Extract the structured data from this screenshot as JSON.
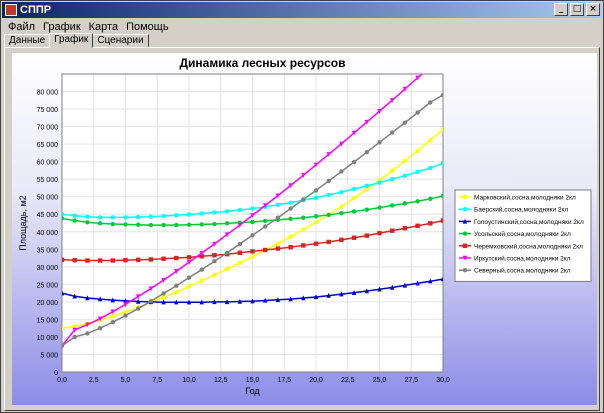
{
  "window": {
    "title": "СППР",
    "buttons": [
      "_",
      "□",
      "×"
    ]
  },
  "menu": [
    "Файл",
    "График",
    "Карта",
    "Помощь"
  ],
  "tabs": [
    {
      "label": "Данные",
      "active": false
    },
    {
      "label": "График",
      "active": true
    },
    {
      "label": "Сценарии",
      "active": false
    }
  ],
  "chart_data": {
    "type": "line",
    "title": "Динамика лесных ресурсов",
    "xlabel": "Год",
    "ylabel": "Площадь, м2",
    "xlim": [
      0,
      30
    ],
    "ylim": [
      0,
      85000
    ],
    "xticks": [
      "0,0",
      "2,5",
      "5,0",
      "7,5",
      "10,0",
      "12,5",
      "15,0",
      "17,5",
      "20,0",
      "22,5",
      "25,0",
      "27,5",
      "30,0"
    ],
    "yticks": [
      "0",
      "5 000",
      "10 000",
      "15 000",
      "20 000",
      "25 000",
      "30 000",
      "35 000",
      "40 000",
      "45 000",
      "50 000",
      "55 000",
      "60 000",
      "65 000",
      "70 000",
      "75 000",
      "80 000"
    ],
    "grid": true,
    "legend_position": "right",
    "x": [
      0,
      1,
      2,
      3,
      4,
      5,
      6,
      7,
      8,
      9,
      10,
      11,
      12,
      13,
      14,
      15,
      16,
      17,
      18,
      19,
      20,
      21,
      22,
      23,
      24,
      25,
      26,
      27,
      28,
      29,
      30
    ],
    "series": [
      {
        "name": "Марковский,сосна,молодняки 2кл",
        "color": "#ffff00",
        "marker": "circle",
        "values": [
          12500,
          13000,
          13800,
          14800,
          15900,
          17100,
          18400,
          19800,
          21300,
          22800,
          24400,
          26000,
          27700,
          29400,
          31100,
          32900,
          34700,
          36600,
          38600,
          40600,
          42700,
          44900,
          47200,
          49600,
          52100,
          54700,
          57400,
          60200,
          63100,
          66100,
          69200
        ]
      },
      {
        "name": "Баерский,сосна,молодняки 2кл",
        "color": "#00ffff",
        "marker": "circle",
        "values": [
          45000,
          44600,
          44300,
          44100,
          44100,
          44100,
          44200,
          44300,
          44500,
          44700,
          44900,
          45200,
          45500,
          45800,
          46200,
          46600,
          47100,
          47700,
          48300,
          49000,
          49700,
          50500,
          51300,
          52200,
          53100,
          54000,
          55000,
          56000,
          57100,
          58200,
          59500
        ]
      },
      {
        "name": "Голоустинский,сосна,молодняки 2кл",
        "color": "#0000cc",
        "marker": "triangle",
        "values": [
          22500,
          21600,
          21100,
          20800,
          20500,
          20300,
          20100,
          20000,
          19900,
          19900,
          19900,
          19900,
          20000,
          20000,
          20100,
          20200,
          20400,
          20600,
          20800,
          21100,
          21400,
          21800,
          22200,
          22600,
          23100,
          23600,
          24100,
          24700,
          25300,
          25900,
          26500
        ]
      },
      {
        "name": "Усольский,сосна,молодняки 2кл",
        "color": "#00cc33",
        "marker": "circle",
        "values": [
          43800,
          43200,
          42700,
          42400,
          42200,
          42100,
          42000,
          41900,
          41900,
          41900,
          42000,
          42100,
          42200,
          42400,
          42600,
          42800,
          43100,
          43400,
          43700,
          44000,
          44400,
          44800,
          45300,
          45800,
          46300,
          46900,
          47500,
          48100,
          48700,
          49400,
          50200
        ]
      },
      {
        "name": "Черемховский,сосна,молодняки 2кл",
        "color": "#dd2222",
        "marker": "square",
        "values": [
          32000,
          31900,
          31800,
          31800,
          31800,
          31900,
          32000,
          32100,
          32300,
          32500,
          32700,
          33000,
          33300,
          33600,
          34000,
          34400,
          34800,
          35200,
          35600,
          36100,
          36600,
          37100,
          37700,
          38300,
          38900,
          39600,
          40300,
          41000,
          41700,
          42400,
          43200
        ]
      },
      {
        "name": "Иркутский,сосна,молодняки 2кл",
        "color": "#ff00ff",
        "marker": "triangle-down",
        "values": [
          7500,
          12000,
          13500,
          15200,
          17200,
          19300,
          21500,
          23800,
          26200,
          28700,
          31300,
          33900,
          36500,
          39200,
          41900,
          44700,
          47500,
          50300,
          53200,
          56100,
          59100,
          62100,
          65100,
          68200,
          71300,
          74400,
          77500,
          80700,
          83900,
          87100,
          90200
        ]
      },
      {
        "name": "Северный,сосна,молодняки 2кл",
        "color": "#808080",
        "marker": "circle",
        "values": [
          7500,
          10000,
          11000,
          12500,
          14200,
          16100,
          18100,
          20200,
          22400,
          24600,
          26900,
          29200,
          31600,
          34000,
          36500,
          39000,
          41500,
          44000,
          46600,
          49200,
          51800,
          54500,
          57200,
          59900,
          62700,
          65500,
          68300,
          71100,
          74000,
          76900,
          79000
        ]
      }
    ]
  }
}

┄┄┄┄┄┄┄┄┄┄┄┄┄┄┄┄┄┄┄┄

● **Exercise directions**: Read through the data and copy every line where "сосна" shows up.

● **Correct response**:
        "name": "Марковский,сосна,молодняки 2кл",
        "name": "Баерский,сосна,молодняки 2кл",
        "name": "Голоустинский,сосна,молодняки 2кл",
        "name": "Усольский,сосна,молодняки 2кл",
        "name": "Черемховский,сосна,молодняки 2кл",
        "name": "Иркутский,сосна,молодняки 2кл",
        "name": "Северный,сосна,молодняки 2кл",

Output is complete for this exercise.